**Objective**
Each line containing the word "view" needs to be copied.

**Data entries**
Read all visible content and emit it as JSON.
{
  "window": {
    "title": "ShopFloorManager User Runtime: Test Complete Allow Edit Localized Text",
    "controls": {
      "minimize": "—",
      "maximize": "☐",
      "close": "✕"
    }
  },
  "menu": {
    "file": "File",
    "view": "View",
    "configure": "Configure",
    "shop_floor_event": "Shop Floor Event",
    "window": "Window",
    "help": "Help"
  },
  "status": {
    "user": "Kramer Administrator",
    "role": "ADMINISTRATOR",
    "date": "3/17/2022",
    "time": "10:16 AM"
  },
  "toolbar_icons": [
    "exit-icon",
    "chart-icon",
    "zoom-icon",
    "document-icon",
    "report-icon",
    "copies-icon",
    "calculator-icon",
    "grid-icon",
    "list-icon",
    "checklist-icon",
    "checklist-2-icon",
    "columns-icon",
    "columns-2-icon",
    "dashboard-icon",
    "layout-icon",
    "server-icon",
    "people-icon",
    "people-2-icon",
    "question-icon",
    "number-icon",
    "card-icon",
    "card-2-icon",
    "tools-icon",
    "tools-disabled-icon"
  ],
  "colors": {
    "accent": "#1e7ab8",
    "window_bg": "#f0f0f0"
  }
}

...

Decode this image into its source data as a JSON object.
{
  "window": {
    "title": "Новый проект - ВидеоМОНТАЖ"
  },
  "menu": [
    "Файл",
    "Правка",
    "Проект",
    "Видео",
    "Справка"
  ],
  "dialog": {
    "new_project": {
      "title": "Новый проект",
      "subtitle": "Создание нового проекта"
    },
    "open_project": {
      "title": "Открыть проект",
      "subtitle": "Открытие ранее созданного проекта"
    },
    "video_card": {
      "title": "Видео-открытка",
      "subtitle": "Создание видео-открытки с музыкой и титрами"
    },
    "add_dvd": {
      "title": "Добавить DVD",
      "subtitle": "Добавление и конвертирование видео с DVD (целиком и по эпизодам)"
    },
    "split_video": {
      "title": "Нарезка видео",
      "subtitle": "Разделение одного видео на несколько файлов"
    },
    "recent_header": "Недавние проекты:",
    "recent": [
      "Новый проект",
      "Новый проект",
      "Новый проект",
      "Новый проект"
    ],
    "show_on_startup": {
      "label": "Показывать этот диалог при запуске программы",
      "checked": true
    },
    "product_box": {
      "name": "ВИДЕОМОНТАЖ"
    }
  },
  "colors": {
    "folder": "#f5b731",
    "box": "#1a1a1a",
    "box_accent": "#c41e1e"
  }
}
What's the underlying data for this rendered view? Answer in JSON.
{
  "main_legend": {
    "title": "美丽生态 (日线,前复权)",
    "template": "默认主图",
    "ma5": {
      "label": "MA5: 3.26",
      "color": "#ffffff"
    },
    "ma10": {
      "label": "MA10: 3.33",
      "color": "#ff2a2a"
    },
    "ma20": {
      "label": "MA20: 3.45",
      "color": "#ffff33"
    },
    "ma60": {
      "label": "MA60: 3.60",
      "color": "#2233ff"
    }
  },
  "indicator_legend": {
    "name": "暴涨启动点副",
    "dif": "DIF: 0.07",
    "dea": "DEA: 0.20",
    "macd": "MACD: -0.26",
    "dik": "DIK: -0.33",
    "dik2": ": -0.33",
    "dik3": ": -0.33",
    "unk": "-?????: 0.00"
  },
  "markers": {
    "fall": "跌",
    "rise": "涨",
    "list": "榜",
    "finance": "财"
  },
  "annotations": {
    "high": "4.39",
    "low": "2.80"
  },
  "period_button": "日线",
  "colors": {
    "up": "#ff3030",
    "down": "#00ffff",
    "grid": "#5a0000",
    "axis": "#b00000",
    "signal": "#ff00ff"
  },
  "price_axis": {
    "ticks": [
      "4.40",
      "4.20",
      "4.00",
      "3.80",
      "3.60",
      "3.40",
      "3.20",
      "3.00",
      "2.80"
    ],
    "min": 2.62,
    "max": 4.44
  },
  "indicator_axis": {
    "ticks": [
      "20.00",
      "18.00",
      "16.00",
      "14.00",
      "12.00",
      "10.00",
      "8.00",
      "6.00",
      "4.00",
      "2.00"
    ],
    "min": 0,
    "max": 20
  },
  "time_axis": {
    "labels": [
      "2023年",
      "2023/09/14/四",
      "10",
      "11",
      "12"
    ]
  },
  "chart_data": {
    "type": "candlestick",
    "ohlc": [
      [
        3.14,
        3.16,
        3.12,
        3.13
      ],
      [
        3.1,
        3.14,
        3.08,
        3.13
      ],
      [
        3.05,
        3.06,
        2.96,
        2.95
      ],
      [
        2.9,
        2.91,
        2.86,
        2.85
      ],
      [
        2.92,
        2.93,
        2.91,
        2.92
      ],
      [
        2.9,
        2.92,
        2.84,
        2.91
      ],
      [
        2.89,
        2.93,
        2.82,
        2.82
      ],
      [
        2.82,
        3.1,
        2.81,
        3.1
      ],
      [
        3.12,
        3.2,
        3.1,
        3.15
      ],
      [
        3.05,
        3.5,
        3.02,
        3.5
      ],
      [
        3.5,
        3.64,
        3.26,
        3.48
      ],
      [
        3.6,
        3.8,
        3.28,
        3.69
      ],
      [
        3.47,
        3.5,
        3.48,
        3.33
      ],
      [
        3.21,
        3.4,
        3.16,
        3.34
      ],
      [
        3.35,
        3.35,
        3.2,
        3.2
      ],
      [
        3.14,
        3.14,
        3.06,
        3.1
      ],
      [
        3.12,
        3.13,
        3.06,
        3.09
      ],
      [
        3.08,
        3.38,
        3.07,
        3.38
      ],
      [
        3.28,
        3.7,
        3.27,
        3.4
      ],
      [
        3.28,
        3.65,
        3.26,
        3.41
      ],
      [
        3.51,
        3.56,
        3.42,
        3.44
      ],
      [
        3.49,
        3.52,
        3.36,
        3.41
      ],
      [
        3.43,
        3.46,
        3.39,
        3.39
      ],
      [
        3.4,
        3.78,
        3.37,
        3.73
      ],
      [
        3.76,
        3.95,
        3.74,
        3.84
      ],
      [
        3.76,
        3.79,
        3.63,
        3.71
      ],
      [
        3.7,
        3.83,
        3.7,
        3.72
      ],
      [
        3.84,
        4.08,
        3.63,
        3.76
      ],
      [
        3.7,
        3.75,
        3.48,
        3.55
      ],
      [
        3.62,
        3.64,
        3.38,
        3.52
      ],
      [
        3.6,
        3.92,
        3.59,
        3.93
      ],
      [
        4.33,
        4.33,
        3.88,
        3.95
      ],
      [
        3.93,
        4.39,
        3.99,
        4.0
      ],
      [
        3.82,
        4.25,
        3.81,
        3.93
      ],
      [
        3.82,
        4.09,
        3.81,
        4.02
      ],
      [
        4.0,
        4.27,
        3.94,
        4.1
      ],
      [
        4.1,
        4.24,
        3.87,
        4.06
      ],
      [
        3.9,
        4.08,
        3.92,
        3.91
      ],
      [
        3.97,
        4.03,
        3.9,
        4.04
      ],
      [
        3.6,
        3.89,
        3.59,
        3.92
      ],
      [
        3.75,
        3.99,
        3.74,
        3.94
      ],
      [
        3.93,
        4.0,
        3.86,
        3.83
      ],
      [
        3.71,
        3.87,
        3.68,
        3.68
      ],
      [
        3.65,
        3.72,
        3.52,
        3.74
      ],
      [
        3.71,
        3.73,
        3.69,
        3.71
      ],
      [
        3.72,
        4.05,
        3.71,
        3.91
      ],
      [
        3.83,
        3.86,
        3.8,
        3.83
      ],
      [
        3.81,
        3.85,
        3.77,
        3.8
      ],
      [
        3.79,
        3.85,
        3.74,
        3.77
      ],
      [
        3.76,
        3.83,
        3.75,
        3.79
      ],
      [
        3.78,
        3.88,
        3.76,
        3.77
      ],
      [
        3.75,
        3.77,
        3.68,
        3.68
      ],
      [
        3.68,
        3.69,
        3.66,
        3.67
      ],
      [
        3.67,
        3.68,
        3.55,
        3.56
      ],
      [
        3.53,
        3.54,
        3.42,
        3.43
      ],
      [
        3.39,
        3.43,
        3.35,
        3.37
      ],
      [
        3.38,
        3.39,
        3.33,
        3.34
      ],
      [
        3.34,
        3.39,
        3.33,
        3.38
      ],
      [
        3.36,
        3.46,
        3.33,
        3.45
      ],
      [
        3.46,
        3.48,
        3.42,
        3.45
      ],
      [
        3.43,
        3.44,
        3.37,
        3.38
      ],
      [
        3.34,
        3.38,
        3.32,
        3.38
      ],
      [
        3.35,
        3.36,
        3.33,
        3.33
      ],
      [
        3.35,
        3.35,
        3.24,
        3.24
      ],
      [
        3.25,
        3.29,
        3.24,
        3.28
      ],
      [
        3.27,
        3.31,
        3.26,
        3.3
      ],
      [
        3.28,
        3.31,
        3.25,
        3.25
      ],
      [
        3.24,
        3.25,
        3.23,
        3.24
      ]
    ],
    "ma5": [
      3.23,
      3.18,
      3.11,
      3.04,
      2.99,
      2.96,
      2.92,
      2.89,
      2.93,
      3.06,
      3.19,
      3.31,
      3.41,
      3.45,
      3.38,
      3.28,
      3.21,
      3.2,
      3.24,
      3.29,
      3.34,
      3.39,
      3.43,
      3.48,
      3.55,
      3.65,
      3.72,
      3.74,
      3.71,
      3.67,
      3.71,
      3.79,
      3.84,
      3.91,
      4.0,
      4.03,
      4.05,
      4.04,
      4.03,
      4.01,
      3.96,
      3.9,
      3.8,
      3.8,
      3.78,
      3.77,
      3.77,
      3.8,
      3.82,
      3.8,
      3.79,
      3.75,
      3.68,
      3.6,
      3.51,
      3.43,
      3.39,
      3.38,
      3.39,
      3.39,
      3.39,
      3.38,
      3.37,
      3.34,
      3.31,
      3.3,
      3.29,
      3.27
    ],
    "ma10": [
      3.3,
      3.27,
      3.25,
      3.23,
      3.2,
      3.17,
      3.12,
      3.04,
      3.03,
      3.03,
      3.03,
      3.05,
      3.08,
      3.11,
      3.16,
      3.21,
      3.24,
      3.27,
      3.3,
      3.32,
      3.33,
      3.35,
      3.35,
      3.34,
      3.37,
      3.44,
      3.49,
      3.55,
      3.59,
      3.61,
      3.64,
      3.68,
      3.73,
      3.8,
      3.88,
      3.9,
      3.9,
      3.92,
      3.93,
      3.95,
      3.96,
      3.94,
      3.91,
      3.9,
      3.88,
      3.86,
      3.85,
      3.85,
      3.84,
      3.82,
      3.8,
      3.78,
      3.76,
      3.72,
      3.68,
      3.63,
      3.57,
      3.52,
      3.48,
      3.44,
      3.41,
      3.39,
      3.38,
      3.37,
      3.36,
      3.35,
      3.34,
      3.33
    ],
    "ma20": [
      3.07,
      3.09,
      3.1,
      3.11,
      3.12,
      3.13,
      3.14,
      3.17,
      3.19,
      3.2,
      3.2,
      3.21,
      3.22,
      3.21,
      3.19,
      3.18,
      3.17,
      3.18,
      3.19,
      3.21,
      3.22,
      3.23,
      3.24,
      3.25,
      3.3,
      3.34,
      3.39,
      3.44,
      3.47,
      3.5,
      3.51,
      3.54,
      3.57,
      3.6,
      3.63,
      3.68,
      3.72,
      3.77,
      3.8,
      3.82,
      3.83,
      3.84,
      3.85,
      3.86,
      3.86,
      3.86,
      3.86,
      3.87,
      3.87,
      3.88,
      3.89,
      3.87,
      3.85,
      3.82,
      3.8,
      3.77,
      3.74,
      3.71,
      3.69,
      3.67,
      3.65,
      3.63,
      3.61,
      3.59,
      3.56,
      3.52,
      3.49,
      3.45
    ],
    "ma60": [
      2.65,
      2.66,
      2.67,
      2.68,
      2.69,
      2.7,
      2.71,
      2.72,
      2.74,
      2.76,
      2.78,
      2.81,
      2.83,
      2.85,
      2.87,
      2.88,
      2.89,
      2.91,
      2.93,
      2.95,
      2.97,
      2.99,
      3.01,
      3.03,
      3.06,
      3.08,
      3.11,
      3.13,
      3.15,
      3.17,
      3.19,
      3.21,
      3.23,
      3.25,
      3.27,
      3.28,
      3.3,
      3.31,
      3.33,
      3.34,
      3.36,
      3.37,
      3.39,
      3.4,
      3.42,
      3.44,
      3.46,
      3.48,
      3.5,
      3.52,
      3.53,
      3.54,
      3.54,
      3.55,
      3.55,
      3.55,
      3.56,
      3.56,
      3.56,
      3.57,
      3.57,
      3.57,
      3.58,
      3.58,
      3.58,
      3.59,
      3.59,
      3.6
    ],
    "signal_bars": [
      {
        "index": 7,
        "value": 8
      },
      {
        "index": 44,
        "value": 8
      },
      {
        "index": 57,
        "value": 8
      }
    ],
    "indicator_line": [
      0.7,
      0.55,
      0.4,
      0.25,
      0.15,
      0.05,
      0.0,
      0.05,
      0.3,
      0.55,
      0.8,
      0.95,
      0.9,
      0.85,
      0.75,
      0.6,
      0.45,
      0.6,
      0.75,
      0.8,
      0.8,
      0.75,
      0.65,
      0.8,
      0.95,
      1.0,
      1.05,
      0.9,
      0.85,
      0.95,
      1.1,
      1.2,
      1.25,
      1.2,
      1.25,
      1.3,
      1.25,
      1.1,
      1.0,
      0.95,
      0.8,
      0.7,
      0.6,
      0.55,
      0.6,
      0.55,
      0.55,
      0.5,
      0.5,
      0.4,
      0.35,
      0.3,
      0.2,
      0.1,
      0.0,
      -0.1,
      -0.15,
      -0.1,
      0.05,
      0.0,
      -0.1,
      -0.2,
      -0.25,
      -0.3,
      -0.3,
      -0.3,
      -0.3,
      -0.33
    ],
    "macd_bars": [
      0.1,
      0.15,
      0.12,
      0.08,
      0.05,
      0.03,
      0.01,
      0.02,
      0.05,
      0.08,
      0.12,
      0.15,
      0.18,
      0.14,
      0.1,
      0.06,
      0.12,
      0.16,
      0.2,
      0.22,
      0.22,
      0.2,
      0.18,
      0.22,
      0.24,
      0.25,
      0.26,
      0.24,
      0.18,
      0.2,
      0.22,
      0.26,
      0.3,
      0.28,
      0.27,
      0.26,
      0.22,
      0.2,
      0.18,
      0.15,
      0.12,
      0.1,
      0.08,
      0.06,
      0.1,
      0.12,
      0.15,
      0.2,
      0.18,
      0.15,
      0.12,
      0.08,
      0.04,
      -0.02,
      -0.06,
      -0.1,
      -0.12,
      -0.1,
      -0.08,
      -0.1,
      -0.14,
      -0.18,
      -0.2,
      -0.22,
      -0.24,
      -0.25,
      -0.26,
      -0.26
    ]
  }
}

**The response**
    "view": "View",
What's the underlying data for this rendered view? Answer in JSON.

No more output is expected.